■ **Given instruction**
Copy out all lines that hold "dans".

══════

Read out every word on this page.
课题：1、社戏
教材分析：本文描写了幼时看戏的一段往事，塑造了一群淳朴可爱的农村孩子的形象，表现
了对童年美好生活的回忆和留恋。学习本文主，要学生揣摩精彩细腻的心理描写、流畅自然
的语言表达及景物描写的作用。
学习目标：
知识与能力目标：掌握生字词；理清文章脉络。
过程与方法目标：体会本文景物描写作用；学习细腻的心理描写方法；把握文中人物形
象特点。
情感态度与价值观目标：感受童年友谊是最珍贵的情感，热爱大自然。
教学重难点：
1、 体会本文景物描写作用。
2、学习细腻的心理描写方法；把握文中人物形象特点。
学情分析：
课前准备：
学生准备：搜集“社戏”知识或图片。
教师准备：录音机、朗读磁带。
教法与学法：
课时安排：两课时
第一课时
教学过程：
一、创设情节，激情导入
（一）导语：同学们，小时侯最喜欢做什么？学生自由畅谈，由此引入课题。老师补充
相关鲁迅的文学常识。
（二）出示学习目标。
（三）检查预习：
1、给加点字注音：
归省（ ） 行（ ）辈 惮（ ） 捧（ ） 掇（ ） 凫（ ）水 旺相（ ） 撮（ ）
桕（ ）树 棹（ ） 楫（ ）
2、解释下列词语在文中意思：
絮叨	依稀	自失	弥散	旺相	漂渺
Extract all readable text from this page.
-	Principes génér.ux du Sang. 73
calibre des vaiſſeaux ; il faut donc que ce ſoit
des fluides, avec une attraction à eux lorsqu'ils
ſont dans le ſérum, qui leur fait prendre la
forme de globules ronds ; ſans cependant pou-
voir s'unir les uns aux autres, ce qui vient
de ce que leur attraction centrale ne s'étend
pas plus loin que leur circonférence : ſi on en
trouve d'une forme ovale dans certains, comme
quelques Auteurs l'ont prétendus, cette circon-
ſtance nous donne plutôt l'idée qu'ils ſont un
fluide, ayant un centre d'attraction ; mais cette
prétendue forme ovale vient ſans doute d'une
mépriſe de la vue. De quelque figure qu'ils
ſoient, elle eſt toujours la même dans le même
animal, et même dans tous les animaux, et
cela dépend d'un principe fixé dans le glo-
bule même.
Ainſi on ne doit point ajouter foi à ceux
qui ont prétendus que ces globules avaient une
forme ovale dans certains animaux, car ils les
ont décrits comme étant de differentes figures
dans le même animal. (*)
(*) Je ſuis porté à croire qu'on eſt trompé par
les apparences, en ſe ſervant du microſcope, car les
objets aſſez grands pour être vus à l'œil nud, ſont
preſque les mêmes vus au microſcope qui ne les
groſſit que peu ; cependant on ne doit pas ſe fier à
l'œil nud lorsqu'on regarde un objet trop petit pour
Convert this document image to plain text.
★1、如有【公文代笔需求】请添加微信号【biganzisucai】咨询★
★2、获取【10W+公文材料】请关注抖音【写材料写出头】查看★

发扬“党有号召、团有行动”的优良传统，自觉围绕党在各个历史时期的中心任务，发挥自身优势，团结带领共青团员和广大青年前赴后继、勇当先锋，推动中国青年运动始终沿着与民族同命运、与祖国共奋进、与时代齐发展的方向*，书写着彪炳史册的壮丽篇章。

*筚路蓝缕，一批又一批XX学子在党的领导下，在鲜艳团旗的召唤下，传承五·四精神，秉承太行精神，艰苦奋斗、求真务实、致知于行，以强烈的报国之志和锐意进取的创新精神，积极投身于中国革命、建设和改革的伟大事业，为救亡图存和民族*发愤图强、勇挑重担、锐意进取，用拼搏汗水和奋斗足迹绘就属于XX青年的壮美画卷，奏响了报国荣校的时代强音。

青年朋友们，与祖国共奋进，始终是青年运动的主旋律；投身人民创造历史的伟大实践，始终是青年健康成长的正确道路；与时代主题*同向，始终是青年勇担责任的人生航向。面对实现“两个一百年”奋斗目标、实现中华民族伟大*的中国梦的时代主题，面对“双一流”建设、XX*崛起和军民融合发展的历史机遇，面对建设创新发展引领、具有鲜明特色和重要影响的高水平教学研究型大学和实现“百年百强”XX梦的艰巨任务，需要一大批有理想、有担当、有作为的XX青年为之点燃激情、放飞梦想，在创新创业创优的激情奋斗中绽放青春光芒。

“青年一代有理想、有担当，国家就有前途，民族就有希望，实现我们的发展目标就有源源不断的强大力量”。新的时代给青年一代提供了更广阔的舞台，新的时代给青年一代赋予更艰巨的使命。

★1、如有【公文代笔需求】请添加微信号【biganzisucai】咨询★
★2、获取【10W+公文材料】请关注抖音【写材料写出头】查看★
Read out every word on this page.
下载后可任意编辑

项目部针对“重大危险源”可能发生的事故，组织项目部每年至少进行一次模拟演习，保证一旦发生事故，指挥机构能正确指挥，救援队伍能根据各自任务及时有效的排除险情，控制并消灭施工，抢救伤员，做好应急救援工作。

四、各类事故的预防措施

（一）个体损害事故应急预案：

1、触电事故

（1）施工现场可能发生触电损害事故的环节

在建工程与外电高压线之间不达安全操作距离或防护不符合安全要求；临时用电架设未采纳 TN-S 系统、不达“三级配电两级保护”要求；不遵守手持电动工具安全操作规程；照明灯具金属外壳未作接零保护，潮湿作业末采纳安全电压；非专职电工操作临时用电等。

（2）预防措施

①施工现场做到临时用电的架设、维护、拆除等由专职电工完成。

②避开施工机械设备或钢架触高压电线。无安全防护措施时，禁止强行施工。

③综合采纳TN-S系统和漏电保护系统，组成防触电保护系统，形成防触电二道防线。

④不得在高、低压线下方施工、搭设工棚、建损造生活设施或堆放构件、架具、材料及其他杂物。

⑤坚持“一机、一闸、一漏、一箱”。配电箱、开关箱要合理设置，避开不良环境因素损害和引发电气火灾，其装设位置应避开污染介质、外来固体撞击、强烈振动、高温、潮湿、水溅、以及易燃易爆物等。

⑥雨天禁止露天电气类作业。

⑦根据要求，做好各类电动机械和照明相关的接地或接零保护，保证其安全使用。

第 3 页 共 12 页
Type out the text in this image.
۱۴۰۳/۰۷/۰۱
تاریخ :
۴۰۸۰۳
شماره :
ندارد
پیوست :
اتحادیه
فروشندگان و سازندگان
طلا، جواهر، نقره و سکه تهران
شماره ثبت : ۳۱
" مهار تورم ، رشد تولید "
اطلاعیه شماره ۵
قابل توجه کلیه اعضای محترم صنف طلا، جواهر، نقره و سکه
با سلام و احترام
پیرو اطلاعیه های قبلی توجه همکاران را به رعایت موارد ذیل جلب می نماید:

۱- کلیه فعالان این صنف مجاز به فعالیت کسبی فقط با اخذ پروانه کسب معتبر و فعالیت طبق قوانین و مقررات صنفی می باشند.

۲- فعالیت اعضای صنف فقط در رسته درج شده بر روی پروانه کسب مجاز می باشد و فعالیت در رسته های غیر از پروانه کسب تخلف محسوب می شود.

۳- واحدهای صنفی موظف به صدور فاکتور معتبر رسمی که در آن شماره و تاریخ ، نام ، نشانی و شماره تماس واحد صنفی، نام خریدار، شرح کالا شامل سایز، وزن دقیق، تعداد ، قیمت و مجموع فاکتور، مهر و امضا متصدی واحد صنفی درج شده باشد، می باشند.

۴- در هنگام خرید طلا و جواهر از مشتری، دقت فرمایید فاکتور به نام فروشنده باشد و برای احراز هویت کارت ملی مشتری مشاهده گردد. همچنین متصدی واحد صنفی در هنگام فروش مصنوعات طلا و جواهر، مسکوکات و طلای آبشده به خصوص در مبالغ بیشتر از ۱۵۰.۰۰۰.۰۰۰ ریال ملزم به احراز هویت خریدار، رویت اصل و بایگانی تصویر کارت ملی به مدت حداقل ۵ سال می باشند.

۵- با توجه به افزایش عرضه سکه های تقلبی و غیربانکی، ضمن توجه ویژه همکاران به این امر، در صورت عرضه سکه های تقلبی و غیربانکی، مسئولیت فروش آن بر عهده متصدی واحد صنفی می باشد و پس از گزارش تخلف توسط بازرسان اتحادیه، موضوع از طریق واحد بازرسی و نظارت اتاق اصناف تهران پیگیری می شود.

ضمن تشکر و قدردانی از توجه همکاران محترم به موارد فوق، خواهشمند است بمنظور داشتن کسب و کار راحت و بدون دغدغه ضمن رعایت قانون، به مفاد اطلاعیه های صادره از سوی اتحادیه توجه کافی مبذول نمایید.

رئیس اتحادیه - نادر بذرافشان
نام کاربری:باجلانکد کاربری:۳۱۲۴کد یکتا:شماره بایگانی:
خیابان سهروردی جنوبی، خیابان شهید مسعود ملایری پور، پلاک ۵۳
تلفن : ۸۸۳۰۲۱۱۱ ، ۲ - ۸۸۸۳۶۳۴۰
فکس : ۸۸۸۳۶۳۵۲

══════

■ **Result for this exercise**
ſont dans le ſérum, qui leur fait prendre la
trouve d'une forme ovale dans certains, comme
ſoient, elle eſt toujours la même dans le même
animal, et même dans tous les animaux, et
cela dépend d'un principe fixé dans le glo-
forme ovale dans certains animaux, car ils les
dans le même animal. (*)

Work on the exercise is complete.